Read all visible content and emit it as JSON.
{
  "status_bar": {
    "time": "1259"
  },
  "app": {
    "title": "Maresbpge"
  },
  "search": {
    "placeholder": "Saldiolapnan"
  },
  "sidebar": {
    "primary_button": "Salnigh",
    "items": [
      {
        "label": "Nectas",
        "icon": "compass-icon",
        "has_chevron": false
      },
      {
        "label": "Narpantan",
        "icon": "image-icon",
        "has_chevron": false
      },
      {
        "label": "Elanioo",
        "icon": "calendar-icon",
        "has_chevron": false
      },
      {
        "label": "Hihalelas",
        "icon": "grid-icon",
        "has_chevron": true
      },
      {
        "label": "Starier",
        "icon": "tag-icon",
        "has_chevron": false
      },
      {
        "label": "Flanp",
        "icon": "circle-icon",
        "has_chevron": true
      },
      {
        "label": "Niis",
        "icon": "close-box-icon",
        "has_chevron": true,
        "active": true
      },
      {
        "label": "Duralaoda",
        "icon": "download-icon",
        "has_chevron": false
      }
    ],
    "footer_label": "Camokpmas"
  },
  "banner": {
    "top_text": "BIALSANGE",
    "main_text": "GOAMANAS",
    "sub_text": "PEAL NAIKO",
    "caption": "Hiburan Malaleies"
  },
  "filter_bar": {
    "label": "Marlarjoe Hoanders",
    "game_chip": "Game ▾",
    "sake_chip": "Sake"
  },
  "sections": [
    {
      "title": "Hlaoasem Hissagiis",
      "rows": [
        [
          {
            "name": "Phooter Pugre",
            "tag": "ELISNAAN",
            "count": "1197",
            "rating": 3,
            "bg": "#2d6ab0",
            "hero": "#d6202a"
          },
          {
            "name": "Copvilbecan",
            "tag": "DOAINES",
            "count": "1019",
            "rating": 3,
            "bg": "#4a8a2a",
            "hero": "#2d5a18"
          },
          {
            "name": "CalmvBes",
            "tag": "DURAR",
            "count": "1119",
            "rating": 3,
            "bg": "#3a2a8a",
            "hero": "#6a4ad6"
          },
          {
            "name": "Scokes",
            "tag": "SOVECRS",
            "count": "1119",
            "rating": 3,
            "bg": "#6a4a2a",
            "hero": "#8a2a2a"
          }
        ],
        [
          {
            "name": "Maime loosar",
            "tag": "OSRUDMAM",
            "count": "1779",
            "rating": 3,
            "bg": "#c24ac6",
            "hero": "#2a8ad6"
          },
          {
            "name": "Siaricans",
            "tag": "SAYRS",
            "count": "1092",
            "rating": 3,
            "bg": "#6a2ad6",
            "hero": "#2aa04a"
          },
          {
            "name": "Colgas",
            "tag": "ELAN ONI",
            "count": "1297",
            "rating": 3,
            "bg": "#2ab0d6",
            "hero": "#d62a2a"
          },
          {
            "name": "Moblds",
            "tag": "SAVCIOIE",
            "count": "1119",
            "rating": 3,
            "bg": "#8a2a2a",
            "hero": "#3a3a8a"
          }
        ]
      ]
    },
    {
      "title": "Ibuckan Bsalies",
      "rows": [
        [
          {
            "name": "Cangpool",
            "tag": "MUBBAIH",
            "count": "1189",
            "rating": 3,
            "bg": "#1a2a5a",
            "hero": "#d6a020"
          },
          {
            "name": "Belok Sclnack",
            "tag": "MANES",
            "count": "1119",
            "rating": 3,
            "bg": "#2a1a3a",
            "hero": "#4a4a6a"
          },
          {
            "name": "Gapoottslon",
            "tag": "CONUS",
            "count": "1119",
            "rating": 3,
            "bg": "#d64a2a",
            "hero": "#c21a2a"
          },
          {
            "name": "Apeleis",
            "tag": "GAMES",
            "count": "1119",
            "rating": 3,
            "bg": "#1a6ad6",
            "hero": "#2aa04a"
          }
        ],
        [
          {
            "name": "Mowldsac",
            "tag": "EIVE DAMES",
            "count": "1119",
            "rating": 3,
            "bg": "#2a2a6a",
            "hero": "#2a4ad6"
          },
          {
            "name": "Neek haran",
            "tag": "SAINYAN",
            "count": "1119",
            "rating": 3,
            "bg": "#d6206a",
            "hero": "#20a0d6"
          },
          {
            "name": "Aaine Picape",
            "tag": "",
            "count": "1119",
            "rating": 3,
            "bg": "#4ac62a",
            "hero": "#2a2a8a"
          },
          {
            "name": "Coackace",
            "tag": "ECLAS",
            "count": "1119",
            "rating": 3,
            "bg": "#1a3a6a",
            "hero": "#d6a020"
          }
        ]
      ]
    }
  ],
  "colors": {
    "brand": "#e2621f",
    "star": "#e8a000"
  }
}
----------
▶ **Given task**:
In the records above, find the lines containing "icon" and copy them.

▶ **Solution to the problem**:
        "icon": "compass-icon",
        "icon": "image-icon",
        "icon": "calendar-icon",
        "icon": "grid-icon",
        "icon": "tag-icon",
        "icon": "circle-icon",
        "icon": "close-box-icon",
        "icon": "download-icon",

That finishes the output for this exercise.